[start of ENTRIES PROVIDED]

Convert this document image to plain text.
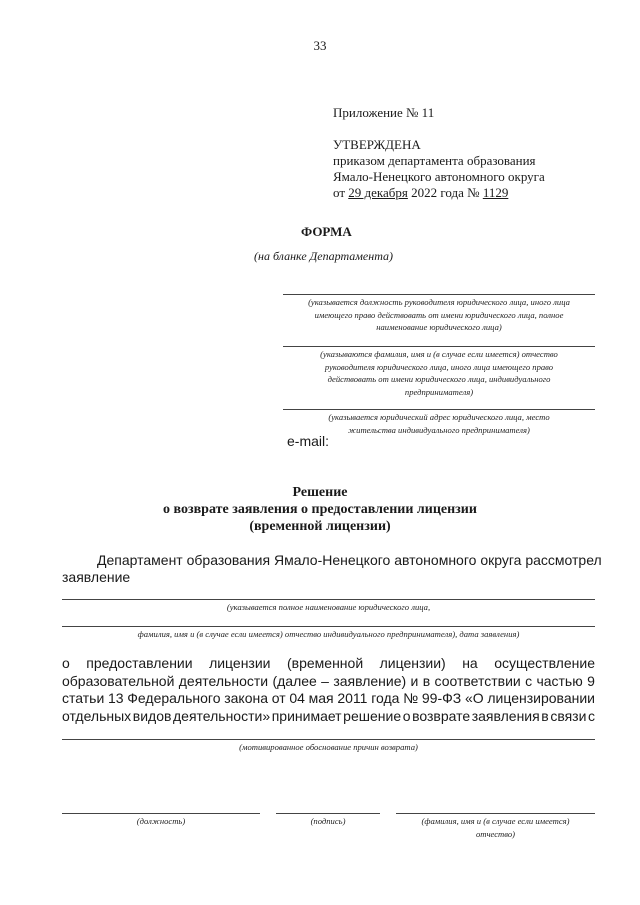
33
Приложение № 11
УТВЕРЖДЕНА
приказом департамента образования
Ямало-Ненецкого автономного округа
от 29 декабря 2022 года № 1129
ФОРМА
(на бланке Департамента)
(указывается должность руководителя юридического лица, иного лица
имеющего право действовать от имени юридического лица, полное
наименование юридического лица)
(указываются фамилия, имя и (в случае если имеется) отчество
руководителя юридического лица, иного лица имеющего право
действовать от имени юридического лица, индивидуального
предпринимателя)
(указывается юридический адрес юридического лица, место
жительства индивидуального предпринимателя)
e-mail:
Решение
о возврате заявления о предоставлении лицензии
(временной лицензии)
Департамент образования Ямало-Ненецкого автономного округа рассмотрел
заявление
(указывается полное наименование юридического лица,
фамилия, имя и (в случае если имеется) отчество индивидуального предпринимателя), дата заявления)
о предоставлении лицензии (временной лицензии) на осуществление
образовательной деятельности (далее – заявление) и в соответствии с частью 9
статьи 13 Федерального закона от 04 мая 2011 года № 99-ФЗ «О лицензировании
отдельных видов деятельности» принимает решение о возврате заявления в связи с
(мотивированное обоснование причин возврата)
(должность)	(подпись)	(фамилия, имя и (в случае если имеется)
отчество)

[end of ENTRIES PROVIDED]

WHAT YOU NEED TO DO —
Quote each entry above verbatim and drop the pictures.

RESULT OF THIS EXERCISE —
Convert this document image to plain text.
33
Приложение № 11
УТВЕРЖДЕНА
приказом департамента образования
Ямало-Ненецкого автономного округа
от 29 декабря 2022 года № 1129
ФОРМА
(на бланке Департамента)
(указывается должность руководителя юридического лица, иного лица
имеющего право действовать от имени юридического лица, полное
наименование юридического лица)
(указываются фамилия, имя и (в случае если имеется) отчество
руководителя юридического лица, иного лица имеющего право
действовать от имени юридического лица, индивидуального
предпринимателя)
(указывается юридический адрес юридического лица, место
жительства индивидуального предпринимателя)
e-mail:
Решение
о возврате заявления о предоставлении лицензии
(временной лицензии)
Департамент образования Ямало-Ненецкого автономного округа рассмотрел
заявление
(указывается полное наименование юридического лица,
фамилия, имя и (в случае если имеется) отчество индивидуального предпринимателя), дата заявления)
о предоставлении лицензии (временной лицензии) на осуществление
образовательной деятельности (далее – заявление) и в соответствии с частью 9
статьи 13 Федерального закона от 04 мая 2011 года № 99-ФЗ «О лицензировании
отдельных видов деятельности» принимает решение о возврате заявления в связи с
(мотивированное обоснование причин возврата)
(должность)	(подпись)	(фамилия, имя и (в случае если имеется)
отчество)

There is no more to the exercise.